**WRITTEN EXERCISE**
Copy all of the entries below word for word, and leave out the pictures.

[Start LISTED RECORDS]

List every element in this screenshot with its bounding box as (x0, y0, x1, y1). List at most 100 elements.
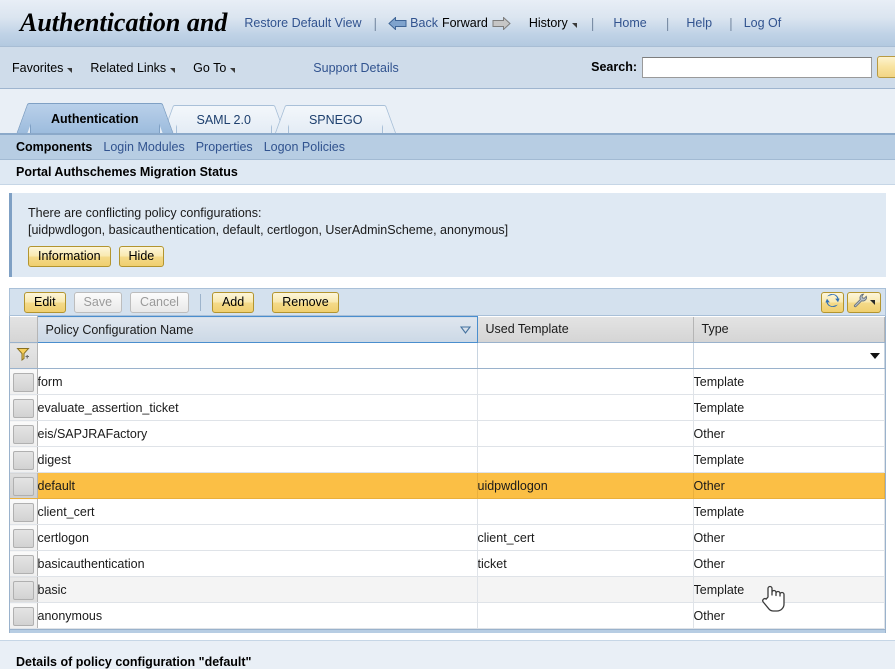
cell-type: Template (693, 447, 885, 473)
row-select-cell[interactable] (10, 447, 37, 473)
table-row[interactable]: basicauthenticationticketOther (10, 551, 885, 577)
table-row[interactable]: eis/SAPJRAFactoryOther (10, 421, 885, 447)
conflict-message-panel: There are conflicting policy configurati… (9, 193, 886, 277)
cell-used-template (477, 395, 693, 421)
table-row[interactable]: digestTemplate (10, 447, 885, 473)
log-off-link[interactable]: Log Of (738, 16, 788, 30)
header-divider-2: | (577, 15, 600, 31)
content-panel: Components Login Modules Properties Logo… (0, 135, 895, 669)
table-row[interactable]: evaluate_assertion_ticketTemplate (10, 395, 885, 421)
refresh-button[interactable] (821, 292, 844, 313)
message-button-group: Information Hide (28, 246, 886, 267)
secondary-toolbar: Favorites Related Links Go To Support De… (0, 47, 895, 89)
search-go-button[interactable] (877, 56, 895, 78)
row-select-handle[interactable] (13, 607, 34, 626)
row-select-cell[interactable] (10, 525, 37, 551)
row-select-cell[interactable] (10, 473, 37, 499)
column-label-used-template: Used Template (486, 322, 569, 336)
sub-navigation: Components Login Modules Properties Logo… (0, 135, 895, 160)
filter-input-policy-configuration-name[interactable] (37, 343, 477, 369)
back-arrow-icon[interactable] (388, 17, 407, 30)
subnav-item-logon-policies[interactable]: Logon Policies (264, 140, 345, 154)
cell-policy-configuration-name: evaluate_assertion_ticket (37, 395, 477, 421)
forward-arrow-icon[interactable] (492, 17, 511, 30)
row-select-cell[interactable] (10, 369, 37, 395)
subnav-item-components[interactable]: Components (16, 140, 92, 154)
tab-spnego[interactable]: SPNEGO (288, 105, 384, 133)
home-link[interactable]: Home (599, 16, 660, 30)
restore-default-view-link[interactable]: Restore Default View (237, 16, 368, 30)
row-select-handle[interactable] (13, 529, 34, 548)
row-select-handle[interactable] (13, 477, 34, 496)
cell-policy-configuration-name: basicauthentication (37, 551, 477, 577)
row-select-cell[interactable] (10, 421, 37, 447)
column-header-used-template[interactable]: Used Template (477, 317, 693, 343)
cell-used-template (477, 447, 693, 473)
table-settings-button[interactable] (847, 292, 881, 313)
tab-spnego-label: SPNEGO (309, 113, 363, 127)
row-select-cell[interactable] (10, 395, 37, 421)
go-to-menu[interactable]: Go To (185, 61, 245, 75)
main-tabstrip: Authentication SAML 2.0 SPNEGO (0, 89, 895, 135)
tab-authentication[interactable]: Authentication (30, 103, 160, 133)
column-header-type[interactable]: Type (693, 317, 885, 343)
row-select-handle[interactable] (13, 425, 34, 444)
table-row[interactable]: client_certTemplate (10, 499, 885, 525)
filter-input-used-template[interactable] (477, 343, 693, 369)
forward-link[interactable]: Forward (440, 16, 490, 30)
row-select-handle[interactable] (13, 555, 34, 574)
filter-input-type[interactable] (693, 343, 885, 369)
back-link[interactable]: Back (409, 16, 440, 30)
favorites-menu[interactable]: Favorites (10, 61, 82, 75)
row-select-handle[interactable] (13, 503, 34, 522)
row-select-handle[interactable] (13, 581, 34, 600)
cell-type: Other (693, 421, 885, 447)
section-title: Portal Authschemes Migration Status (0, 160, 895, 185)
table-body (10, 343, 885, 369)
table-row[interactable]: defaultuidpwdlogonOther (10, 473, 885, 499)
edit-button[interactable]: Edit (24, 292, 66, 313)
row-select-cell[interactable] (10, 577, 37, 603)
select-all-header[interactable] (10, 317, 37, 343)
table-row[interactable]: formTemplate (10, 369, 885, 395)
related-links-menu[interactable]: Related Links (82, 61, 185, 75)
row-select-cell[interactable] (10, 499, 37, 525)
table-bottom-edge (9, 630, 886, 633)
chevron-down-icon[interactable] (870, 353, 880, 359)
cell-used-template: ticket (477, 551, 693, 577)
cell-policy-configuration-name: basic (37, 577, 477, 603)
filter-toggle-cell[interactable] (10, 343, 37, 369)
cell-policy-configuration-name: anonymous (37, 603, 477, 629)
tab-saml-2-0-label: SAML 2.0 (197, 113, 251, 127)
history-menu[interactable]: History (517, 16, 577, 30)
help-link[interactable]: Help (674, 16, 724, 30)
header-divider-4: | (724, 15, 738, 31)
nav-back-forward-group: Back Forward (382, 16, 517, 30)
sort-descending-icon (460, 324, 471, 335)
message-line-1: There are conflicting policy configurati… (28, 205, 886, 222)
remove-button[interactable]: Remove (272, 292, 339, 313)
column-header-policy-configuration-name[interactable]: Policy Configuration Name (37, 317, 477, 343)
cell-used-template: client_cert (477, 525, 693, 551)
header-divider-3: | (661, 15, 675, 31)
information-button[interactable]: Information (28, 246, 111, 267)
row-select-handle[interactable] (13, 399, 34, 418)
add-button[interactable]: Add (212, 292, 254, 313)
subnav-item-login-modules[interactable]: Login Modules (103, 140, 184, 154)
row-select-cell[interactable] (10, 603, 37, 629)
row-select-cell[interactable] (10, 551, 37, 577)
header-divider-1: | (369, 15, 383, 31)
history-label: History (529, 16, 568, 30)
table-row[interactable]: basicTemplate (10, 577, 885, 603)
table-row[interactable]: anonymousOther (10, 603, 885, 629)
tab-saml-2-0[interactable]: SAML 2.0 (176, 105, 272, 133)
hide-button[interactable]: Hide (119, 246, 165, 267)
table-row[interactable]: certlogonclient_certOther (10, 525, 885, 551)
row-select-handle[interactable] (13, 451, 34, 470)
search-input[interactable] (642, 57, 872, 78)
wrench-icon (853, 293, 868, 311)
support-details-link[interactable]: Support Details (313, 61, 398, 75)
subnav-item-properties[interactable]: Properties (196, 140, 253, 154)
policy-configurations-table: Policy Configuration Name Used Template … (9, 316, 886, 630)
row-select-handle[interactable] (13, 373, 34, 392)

[End LISTED RECORDS]

**SOLUTION**
List every element in this screenshot with its bounding box as (x0, y0, x1, y1). List at most 100 elements.
cell-type: Template (693, 447, 885, 473)
row-select-cell[interactable] (10, 447, 37, 473)
table-row[interactable]: basicauthenticationticketOther (10, 551, 885, 577)
table-row[interactable]: eis/SAPJRAFactoryOther (10, 421, 885, 447)
conflict-message-panel: There are conflicting policy configurati… (9, 193, 886, 277)
cell-used-template (477, 395, 693, 421)
table-row[interactable]: digestTemplate (10, 447, 885, 473)
log-off-link[interactable]: Log Of (738, 16, 788, 30)
header-divider-2: | (577, 15, 600, 31)
content-panel: Components Login Modules Properties Logo… (0, 135, 895, 669)
table-row[interactable]: evaluate_assertion_ticketTemplate (10, 395, 885, 421)
refresh-button[interactable] (821, 292, 844, 313)
message-button-group: Information Hide (28, 246, 886, 267)
secondary-toolbar: Favorites Related Links Go To Support De… (0, 47, 895, 89)
search-go-button[interactable] (877, 56, 895, 78)
row-select-handle[interactable] (13, 607, 34, 626)
row-select-cell[interactable] (10, 525, 37, 551)
row-select-cell[interactable] (10, 473, 37, 499)
column-label-used-template: Used Template (486, 322, 569, 336)
sub-navigation: Components Login Modules Properties Logo… (0, 135, 895, 160)
filter-input-policy-configuration-name[interactable] (37, 343, 477, 369)
back-arrow-icon[interactable] (388, 17, 407, 30)
subnav-item-logon-policies[interactable]: Logon Policies (264, 140, 345, 154)
cell-policy-configuration-name: evaluate_assertion_ticket (37, 395, 477, 421)
forward-arrow-icon[interactable] (492, 17, 511, 30)
row-select-cell[interactable] (10, 369, 37, 395)
subnav-item-components[interactable]: Components (16, 140, 92, 154)
tab-spnego[interactable]: SPNEGO (288, 105, 384, 133)
home-link[interactable]: Home (599, 16, 660, 30)
restore-default-view-link[interactable]: Restore Default View (237, 16, 368, 30)
row-select-handle[interactable] (13, 529, 34, 548)
row-select-handle[interactable] (13, 477, 34, 496)
cell-policy-configuration-name: basicauthentication (37, 551, 477, 577)
row-select-cell[interactable] (10, 421, 37, 447)
column-header-used-template[interactable]: Used Template (477, 317, 693, 343)
cell-used-template (477, 447, 693, 473)
table-settings-button[interactable] (847, 292, 881, 313)
tab-spnego-label: SPNEGO (309, 113, 363, 127)
row-select-cell[interactable] (10, 395, 37, 421)
go-to-menu[interactable]: Go To (185, 61, 245, 75)
main-tabstrip: Authentication SAML 2.0 SPNEGO (0, 89, 895, 135)
tab-authentication[interactable]: Authentication (30, 103, 160, 133)
column-header-type[interactable]: Type (693, 317, 885, 343)
row-select-handle[interactable] (13, 425, 34, 444)
table-row[interactable]: client_certTemplate (10, 499, 885, 525)
filter-input-used-template[interactable] (477, 343, 693, 369)
forward-link[interactable]: Forward (440, 16, 490, 30)
row-select-handle[interactable] (13, 555, 34, 574)
filter-input-type[interactable] (693, 343, 885, 369)
back-link[interactable]: Back (409, 16, 440, 30)
favorites-menu[interactable]: Favorites (10, 61, 82, 75)
row-select-handle[interactable] (13, 503, 34, 522)
row-select-handle[interactable] (13, 581, 34, 600)
cell-type: Other (693, 421, 885, 447)
section-title: Portal Authschemes Migration Status (0, 160, 895, 185)
table-body (10, 343, 885, 369)
table-row[interactable]: defaultuidpwdlogonOther (10, 473, 885, 499)
edit-button[interactable]: Edit (24, 292, 66, 313)
row-select-cell[interactable] (10, 577, 37, 603)
select-all-header[interactable] (10, 317, 37, 343)
table-row[interactable]: formTemplate (10, 369, 885, 395)
related-links-menu[interactable]: Related Links (82, 61, 185, 75)
row-select-cell[interactable] (10, 499, 37, 525)
table-bottom-edge (9, 630, 886, 633)
chevron-down-icon[interactable] (870, 353, 880, 359)
cell-used-template: ticket (477, 551, 693, 577)
cell-policy-configuration-name: basic (37, 577, 477, 603)
filter-toggle-cell[interactable] (10, 343, 37, 369)
cell-policy-configuration-name: anonymous (37, 603, 477, 629)
tab-saml-2-0-label: SAML 2.0 (197, 113, 251, 127)
history-menu[interactable]: History (517, 16, 577, 30)
help-link[interactable]: Help (674, 16, 724, 30)
header-divider-4: | (724, 15, 738, 31)
nav-back-forward-group: Back Forward (382, 16, 517, 30)
sort-descending-icon (460, 324, 471, 335)
message-line-1: There are conflicting policy configurati… (28, 205, 886, 222)
remove-button[interactable]: Remove (272, 292, 339, 313)
column-header-policy-configuration-name[interactable]: Policy Configuration Name (37, 317, 477, 343)
cell-used-template: client_cert (477, 525, 693, 551)
header-divider-3: | (661, 15, 675, 31)
information-button[interactable]: Information (28, 246, 111, 267)
row-select-handle[interactable] (13, 399, 34, 418)
add-button[interactable]: Add (212, 292, 254, 313)
subnav-item-login-modules[interactable]: Login Modules (103, 140, 184, 154)
row-select-cell[interactable] (10, 603, 37, 629)
row-select-cell[interactable] (10, 551, 37, 577)
header-divider-1: | (369, 15, 383, 31)
history-label: History (529, 16, 568, 30)
table-row[interactable]: basicTemplate (10, 577, 885, 603)
table-row[interactable]: anonymousOther (10, 603, 885, 629)
tab-saml-2-0[interactable]: SAML 2.0 (176, 105, 272, 133)
hide-button[interactable]: Hide (119, 246, 165, 267)
table-row[interactable]: certlogonclient_certOther (10, 525, 885, 551)
row-select-handle[interactable] (13, 451, 34, 470)
search-input[interactable] (642, 57, 872, 78)
wrench-icon (853, 293, 868, 311)
support-details-link[interactable]: Support Details (313, 61, 398, 75)
subnav-item-properties[interactable]: Properties (196, 140, 253, 154)
policy-configurations-table: Policy Configuration Name Used Template … (9, 316, 886, 630)
row-select-handle[interactable] (13, 373, 34, 392)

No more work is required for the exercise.